═══ 文書の抜粋

リスク対策.comでは、2018年、2019年と、東京オリンピック・パラリンピック大会に向け企業がどのようなリスクを重視しているかなどについてアンケート調査を実施してきたが、これらをもとに、今大会期間中やその前後において、組織が気を付けるべきリスクと対策を挙げてみた。

画像を拡大 2018年と2019年時点で企業が五輪に向け対策が必要と感じたリスク上位10
画像を拡大 2019年時点で企業が対策が必要と感じたすべてのリスクと順位(5点満点で評価)

まずは、2019年時点で、各組織がどのようなリスクを懸念していたか、から振り返ってみたい。2018年、2019年のアンケート調査はニュートン・コンサルティング株式会社と共同でそれぞれ実施した。

2019年調査で組織が特別に対策を講じる必要があると考えていたリスクのトップ10は、「物流遅延(交通渋滞や交通規制)」「従業員の出社遅延」「サイバー攻撃」「首都直下地震」「風水害」「混雑による群衆事故」「感染症」「交通機関のチケットが取りにくくなる」「ネット回線の速度低下や途絶」「テロ」。

══════
═══ 行データ

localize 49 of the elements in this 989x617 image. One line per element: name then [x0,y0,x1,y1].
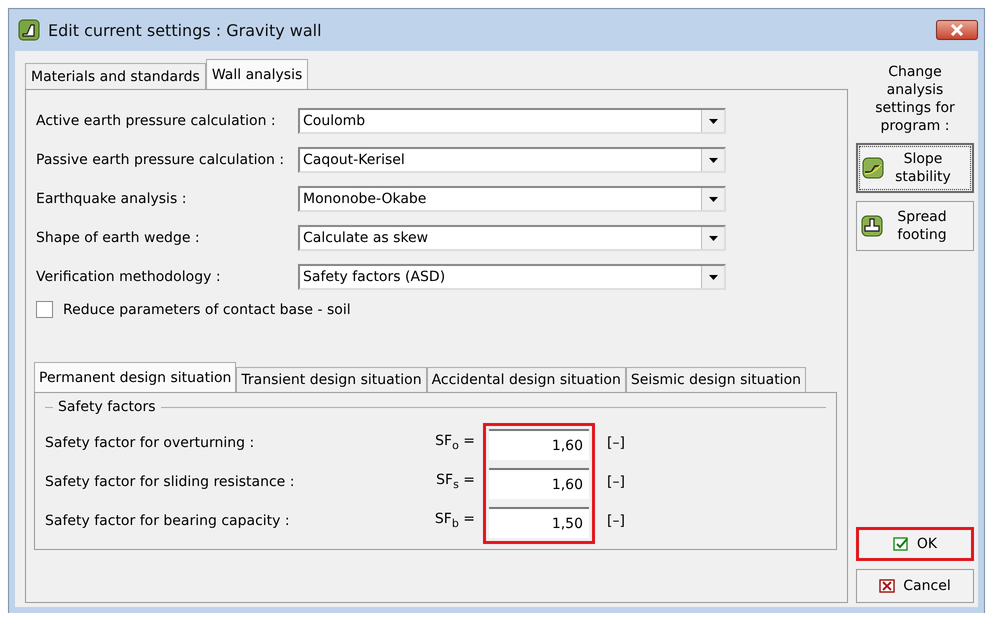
dropdown[interactable]: Mononobe-Okabe [298,186,726,212]
dropdown-arrow-icon [708,236,718,240]
sidebar-caption: Change analysis settings for program : [874,63,956,135]
dropdown-arrow-icon [708,274,718,280]
tab[interactable]: Accidental design situation [426,367,626,392]
dropdown[interactable]: Calculate as skew [298,225,726,251]
field-label: Shape of earth wedge : [35,230,201,246]
dropdown[interactable]: Coulomb [298,108,726,134]
dropdown[interactable]: Caqout-Kerisel [298,147,726,173]
field-label: Safety factor for bearing capacity : [45,512,290,528]
unit-label: [–] [606,434,625,452]
close-button[interactable] [936,20,978,40]
app-icon [18,19,40,41]
tab[interactable]: Wall analysis [206,59,308,89]
symbol-label: SF$_{b}$ = [434,511,475,530]
ok-button[interactable]: OK [856,527,974,561]
dropdown-arrow-icon [708,118,718,124]
tab[interactable]: Transient design situation [236,367,427,392]
field-label: Verification methodology : [35,269,222,285]
field-label: Earthquake analysis : [35,191,188,207]
footing-icon [861,215,883,237]
check-icon [892,537,909,551]
dropdown-arrow-icon [708,196,718,202]
window-title: Edit current settings : Gravity wall [48,20,323,40]
close-icon [950,24,964,36]
field-label: Passive earth pressure calculation : [35,152,286,168]
unit-label: [–] [606,512,625,530]
tab[interactable]: Seismic design situation [626,367,806,392]
input-field[interactable]: 1,60 [489,468,589,499]
cancel-button[interactable]: Cancel [856,569,974,603]
field-label: Active earth pressure calculation : [35,113,277,129]
input-field[interactable]: 1,60 [489,429,589,460]
tab[interactable]: Materials and standards [25,63,206,89]
tab[interactable]: Permanent design situation [34,362,236,392]
input-field[interactable]: 1,50 [489,507,589,538]
field-label: Safety factor for overturning : [45,434,254,450]
field-label: Safety factor for sliding resistance : [45,474,294,490]
program-button[interactable]: Spread footing [856,201,974,251]
program-button[interactable]: Slope stability [856,143,974,193]
symbol-label: SF$_{s}$ = [436,472,475,491]
dropdown[interactable]: Safety factors (ASD) [298,264,726,290]
slope-icon [862,157,884,179]
symbol-label: SF$_{o}$ = [435,433,475,452]
dropdown-arrow-icon [708,158,718,162]
checkbox[interactable] [36,301,53,318]
unit-label: [–] [606,472,625,492]
checkbox-label: Reduce parameters of contact base - soil [63,302,351,318]
close-icon [879,579,896,593]
group-title: Safety factors [58,399,156,415]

══════

短い課題 1 :: 文書の抜粋で、大会期間中とその前後に組織が気を付けるべきリスクと対策は、何をもとに挙げられていますか。1〜3文で説明してください。
短い課題 2 :: 文書の抜粋によると、2018年と2019年のアンケート調査はどの会社と共同で実施されましたか。

完全な回答 1 :: リスク対策.comが2018年と2019年に実施してきたアンケート調査をもとに挙げられています。これらの調査は、東京オリンピック・パラリンピック大会に向けて企業がどのようなリスクを重視しているかなどを調べたもので、ニュートン・コンサルティング株式会社と共同でそれぞれ実施されました。

完全な回答 2 :: ニュートン・コンサルティング株式会社です。